» EXERCISE
Omit every picture and return the rest of the data unaltered.

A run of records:

________________________________________

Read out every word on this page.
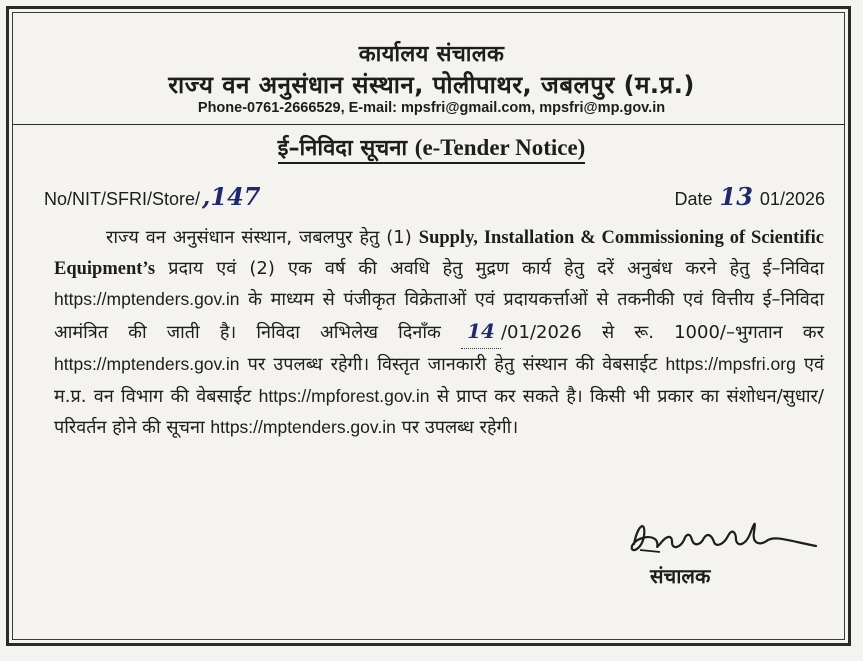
कार्यालय संचालक
राज्य वन अनुसंधान संस्थान, पोलीपाथर, जबलपुर (म.प्र.)
Phone-0761-2666529, E-mail: mpsfri@gmail.com, mpsfri@mp.gov.in
ई–निविदा सूचना (e-Tender Notice)
No/NIT/SFRI/Store/,147	Date 13 01/2026
राज्य वन अनुसंधान संस्थान, जबलपुर हेतु (1) Supply, Installation & Commissioning of Scientific Equipment’s प्रदाय एवं (2) एक वर्ष की अवधि हेतु मुद्रण कार्य हेतु दरें अनुबंध करने हेतु ई–निविदा https://mptenders.gov.in के माध्यम से पंजीकृत विक्रेताओं एवं प्रदायकर्त्ताओं से तकनीकी एवं वित्तीय ई–निविदा आमंत्रित की जाती है। निविदा अभिलेख दिनाँक 14 /01/2026 से रू. 1000/–भुगतान कर https://mptenders.gov.in पर उपलब्ध रहेगी। विस्तृत जानकारी हेतु संस्थान की वेबसाईट https://mpsfri.org एवं म.प्र. वन विभाग की वेबसाईट https://mpforest.gov.in से प्राप्त कर सकते है। किसी भी प्रकार का संशोधन/सुधार/परिवर्तन होने की सूचना https://mptenders.gov.in पर उपलब्ध रहेगी।
संचालक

________________________________________

» THE COMPLETED TASK
Read out every word on this page.
कार्यालय संचालक
राज्य वन अनुसंधान संस्थान, पोलीपाथर, जबलपुर (म.प्र.)
Phone-0761-2666529, E-mail: mpsfri@gmail.com, mpsfri@mp.gov.in
ई–निविदा सूचना (e-Tender Notice)
No/NIT/SFRI/Store/,147	Date 13 01/2026
राज्य वन अनुसंधान संस्थान, जबलपुर हेतु (1) Supply, Installation & Commissioning of Scientific Equipment’s प्रदाय एवं (2) एक वर्ष की अवधि हेतु मुद्रण कार्य हेतु दरें अनुबंध करने हेतु ई–निविदा https://mptenders.gov.in के माध्यम से पंजीकृत विक्रेताओं एवं प्रदायकर्त्ताओं से तकनीकी एवं वित्तीय ई–निविदा आमंत्रित की जाती है। निविदा अभिलेख दिनाँक 14 /01/2026 से रू. 1000/–भुगतान कर https://mptenders.gov.in पर उपलब्ध रहेगी। विस्तृत जानकारी हेतु संस्थान की वेबसाईट https://mpsfri.org एवं म.प्र. वन विभाग की वेबसाईट https://mpforest.gov.in से प्राप्त कर सकते है। किसी भी प्रकार का संशोधन/सुधार/परिवर्तन होने की सूचना https://mptenders.gov.in पर उपलब्ध रहेगी।
संचालक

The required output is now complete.